* begin *

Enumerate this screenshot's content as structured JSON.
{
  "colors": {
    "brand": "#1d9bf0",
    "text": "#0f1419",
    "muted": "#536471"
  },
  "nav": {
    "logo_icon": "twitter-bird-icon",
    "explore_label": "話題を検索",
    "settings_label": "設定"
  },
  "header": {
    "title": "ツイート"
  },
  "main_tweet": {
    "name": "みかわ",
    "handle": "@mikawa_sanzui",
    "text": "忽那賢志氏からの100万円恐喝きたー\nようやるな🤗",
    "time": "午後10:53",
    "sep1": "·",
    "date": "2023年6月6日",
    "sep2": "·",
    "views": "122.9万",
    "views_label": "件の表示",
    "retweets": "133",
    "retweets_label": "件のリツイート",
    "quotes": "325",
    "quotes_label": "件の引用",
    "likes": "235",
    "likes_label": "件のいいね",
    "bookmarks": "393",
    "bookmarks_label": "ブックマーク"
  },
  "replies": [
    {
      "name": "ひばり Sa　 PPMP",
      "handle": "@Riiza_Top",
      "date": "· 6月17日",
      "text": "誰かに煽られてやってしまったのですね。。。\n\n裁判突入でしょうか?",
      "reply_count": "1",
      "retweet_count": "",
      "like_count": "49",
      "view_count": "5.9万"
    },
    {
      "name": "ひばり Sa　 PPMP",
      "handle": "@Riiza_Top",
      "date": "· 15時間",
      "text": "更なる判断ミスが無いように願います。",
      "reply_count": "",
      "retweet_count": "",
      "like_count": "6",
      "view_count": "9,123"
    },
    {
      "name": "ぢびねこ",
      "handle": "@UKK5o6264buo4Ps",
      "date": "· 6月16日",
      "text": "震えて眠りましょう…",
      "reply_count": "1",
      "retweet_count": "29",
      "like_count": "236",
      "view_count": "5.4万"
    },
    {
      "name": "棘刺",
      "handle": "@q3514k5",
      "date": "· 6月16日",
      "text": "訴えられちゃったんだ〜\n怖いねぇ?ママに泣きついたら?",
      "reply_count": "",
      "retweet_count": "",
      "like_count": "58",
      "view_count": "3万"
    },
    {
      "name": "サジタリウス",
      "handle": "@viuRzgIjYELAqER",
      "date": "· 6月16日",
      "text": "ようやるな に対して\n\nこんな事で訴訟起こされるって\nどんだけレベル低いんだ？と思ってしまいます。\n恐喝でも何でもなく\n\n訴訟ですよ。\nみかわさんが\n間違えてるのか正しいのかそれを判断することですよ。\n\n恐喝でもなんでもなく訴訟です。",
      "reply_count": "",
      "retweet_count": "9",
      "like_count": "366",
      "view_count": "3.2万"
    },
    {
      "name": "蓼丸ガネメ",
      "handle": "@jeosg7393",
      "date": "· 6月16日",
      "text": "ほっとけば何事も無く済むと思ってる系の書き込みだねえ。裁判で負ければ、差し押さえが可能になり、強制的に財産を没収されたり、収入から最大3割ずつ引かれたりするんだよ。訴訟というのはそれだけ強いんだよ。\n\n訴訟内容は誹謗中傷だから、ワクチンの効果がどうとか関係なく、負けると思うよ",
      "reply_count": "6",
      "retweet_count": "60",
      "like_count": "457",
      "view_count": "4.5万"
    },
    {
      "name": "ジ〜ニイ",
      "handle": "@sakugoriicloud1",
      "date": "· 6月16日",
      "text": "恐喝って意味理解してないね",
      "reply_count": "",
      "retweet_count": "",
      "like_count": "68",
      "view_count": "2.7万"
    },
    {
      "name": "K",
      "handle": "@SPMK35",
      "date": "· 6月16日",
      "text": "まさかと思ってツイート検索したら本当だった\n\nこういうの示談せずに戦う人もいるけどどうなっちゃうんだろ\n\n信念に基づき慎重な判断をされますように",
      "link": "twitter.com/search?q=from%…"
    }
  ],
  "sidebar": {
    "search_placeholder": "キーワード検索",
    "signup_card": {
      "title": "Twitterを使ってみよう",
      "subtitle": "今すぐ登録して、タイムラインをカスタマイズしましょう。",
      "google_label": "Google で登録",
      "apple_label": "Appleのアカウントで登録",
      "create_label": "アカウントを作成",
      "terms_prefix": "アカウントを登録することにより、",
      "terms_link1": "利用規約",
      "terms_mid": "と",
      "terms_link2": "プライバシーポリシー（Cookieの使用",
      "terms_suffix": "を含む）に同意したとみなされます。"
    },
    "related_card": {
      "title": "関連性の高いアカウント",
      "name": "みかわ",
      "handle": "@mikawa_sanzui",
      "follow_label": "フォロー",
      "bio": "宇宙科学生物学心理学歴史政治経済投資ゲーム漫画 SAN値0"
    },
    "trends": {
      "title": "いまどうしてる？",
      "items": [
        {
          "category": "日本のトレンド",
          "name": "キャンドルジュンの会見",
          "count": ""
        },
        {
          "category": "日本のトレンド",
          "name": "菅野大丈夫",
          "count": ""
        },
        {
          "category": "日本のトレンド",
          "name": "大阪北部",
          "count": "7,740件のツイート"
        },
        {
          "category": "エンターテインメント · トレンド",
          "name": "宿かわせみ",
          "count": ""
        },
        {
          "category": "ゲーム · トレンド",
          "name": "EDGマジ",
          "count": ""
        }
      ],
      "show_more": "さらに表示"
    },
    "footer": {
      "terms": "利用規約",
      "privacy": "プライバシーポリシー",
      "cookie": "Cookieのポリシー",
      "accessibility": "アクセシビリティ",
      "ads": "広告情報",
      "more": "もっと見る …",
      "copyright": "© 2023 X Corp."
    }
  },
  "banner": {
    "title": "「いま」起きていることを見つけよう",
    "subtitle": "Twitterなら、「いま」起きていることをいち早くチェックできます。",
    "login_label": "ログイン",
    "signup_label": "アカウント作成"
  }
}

* end *

GOAL: Every entry must be output again, exactly as written above.

THE COMPLETED TASK:
Enumerate this screenshot's content as structured JSON.
{
  "colors": {
    "brand": "#1d9bf0",
    "text": "#0f1419",
    "muted": "#536471"
  },
  "nav": {
    "logo_icon": "twitter-bird-icon",
    "explore_label": "話題を検索",
    "settings_label": "設定"
  },
  "header": {
    "title": "ツイート"
  },
  "main_tweet": {
    "name": "みかわ",
    "handle": "@mikawa_sanzui",
    "text": "忽那賢志氏からの100万円恐喝きたー\nようやるな🤗",
    "time": "午後10:53",
    "sep1": "·",
    "date": "2023年6月6日",
    "sep2": "·",
    "views": "122.9万",
    "views_label": "件の表示",
    "retweets": "133",
    "retweets_label": "件のリツイート",
    "quotes": "325",
    "quotes_label": "件の引用",
    "likes": "235",
    "likes_label": "件のいいね",
    "bookmarks": "393",
    "bookmarks_label": "ブックマーク"
  },
  "replies": [
    {
      "name": "ひばり Sa　 PPMP",
      "handle": "@Riiza_Top",
      "date": "· 6月17日",
      "text": "誰かに煽られてやってしまったのですね。。。\n\n裁判突入でしょうか?",
      "reply_count": "1",
      "retweet_count": "",
      "like_count": "49",
      "view_count": "5.9万"
    },
    {
      "name": "ひばり Sa　 PPMP",
      "handle": "@Riiza_Top",
      "date": "· 15時間",
      "text": "更なる判断ミスが無いように願います。",
      "reply_count": "",
      "retweet_count": "",
      "like_count": "6",
      "view_count": "9,123"
    },
    {
      "name": "ぢびねこ",
      "handle": "@UKK5o6264buo4Ps",
      "date": "· 6月16日",
      "text": "震えて眠りましょう…",
      "reply_count": "1",
      "retweet_count": "29",
      "like_count": "236",
      "view_count": "5.4万"
    },
    {
      "name": "棘刺",
      "handle": "@q3514k5",
      "date": "· 6月16日",
      "text": "訴えられちゃったんだ〜\n怖いねぇ?ママに泣きついたら?",
      "reply_count": "",
      "retweet_count": "",
      "like_count": "58",
      "view_count": "3万"
    },
    {
      "name": "サジタリウス",
      "handle": "@viuRzgIjYELAqER",
      "date": "· 6月16日",
      "text": "ようやるな に対して\n\nこんな事で訴訟起こされるって\nどんだけレベル低いんだ？と思ってしまいます。\n恐喝でも何でもなく\n\n訴訟ですよ。\nみかわさんが\n間違えてるのか正しいのかそれを判断することですよ。\n\n恐喝でもなんでもなく訴訟です。",
      "reply_count": "",
      "retweet_count": "9",
      "like_count": "366",
      "view_count": "3.2万"
    },
    {
      "name": "蓼丸ガネメ",
      "handle": "@jeosg7393",
      "date": "· 6月16日",
      "text": "ほっとけば何事も無く済むと思ってる系の書き込みだねえ。裁判で負ければ、差し押さえが可能になり、強制的に財産を没収されたり、収入から最大3割ずつ引かれたりするんだよ。訴訟というのはそれだけ強いんだよ。\n\n訴訟内容は誹謗中傷だから、ワクチンの効果がどうとか関係なく、負けると思うよ",
      "reply_count": "6",
      "retweet_count": "60",
      "like_count": "457",
      "view_count": "4.5万"
    },
    {
      "name": "ジ〜ニイ",
      "handle": "@sakugoriicloud1",
      "date": "· 6月16日",
      "text": "恐喝って意味理解してないね",
      "reply_count": "",
      "retweet_count": "",
      "like_count": "68",
      "view_count": "2.7万"
    },
    {
      "name": "K",
      "handle": "@SPMK35",
      "date": "· 6月16日",
      "text": "まさかと思ってツイート検索したら本当だった\n\nこういうの示談せずに戦う人もいるけどどうなっちゃうんだろ\n\n信念に基づき慎重な判断をされますように",
      "link": "twitter.com/search?q=from%…"
    }
  ],
  "sidebar": {
    "search_placeholder": "キーワード検索",
    "signup_card": {
      "title": "Twitterを使ってみよう",
      "subtitle": "今すぐ登録して、タイムラインをカスタマイズしましょう。",
      "google_label": "Google で登録",
      "apple_label": "Appleのアカウントで登録",
      "create_label": "アカウントを作成",
      "terms_prefix": "アカウントを登録することにより、",
      "terms_link1": "利用規約",
      "terms_mid": "と",
      "terms_link2": "プライバシーポリシー（Cookieの使用",
      "terms_suffix": "を含む）に同意したとみなされます。"
    },
    "related_card": {
      "title": "関連性の高いアカウント",
      "name": "みかわ",
      "handle": "@mikawa_sanzui",
      "follow_label": "フォロー",
      "bio": "宇宙科学生物学心理学歴史政治経済投資ゲーム漫画 SAN値0"
    },
    "trends": {
      "title": "いまどうしてる？",
      "items": [
        {
          "category": "日本のトレンド",
          "name": "キャンドルジュンの会見",
          "count": ""
        },
        {
          "category": "日本のトレンド",
          "name": "菅野大丈夫",
          "count": ""
        },
        {
          "category": "日本のトレンド",
          "name": "大阪北部",
          "count": "7,740件のツイート"
        },
        {
          "category": "エンターテインメント · トレンド",
          "name": "宿かわせみ",
          "count": ""
        },
        {
          "category": "ゲーム · トレンド",
          "name": "EDGマジ",
          "count": ""
        }
      ],
      "show_more": "さらに表示"
    },
    "footer": {
      "terms": "利用規約",
      "privacy": "プライバシーポリシー",
      "cookie": "Cookieのポリシー",
      "accessibility": "アクセシビリティ",
      "ads": "広告情報",
      "more": "もっと見る …",
      "copyright": "© 2023 X Corp."
    }
  },
  "banner": {
    "title": "「いま」起きていることを見つけよう",
    "subtitle": "Twitterなら、「いま」起きていることをいち早くチェックできます。",
    "login_label": "ログイン",
    "signup_label": "アカウント作成"
  }
}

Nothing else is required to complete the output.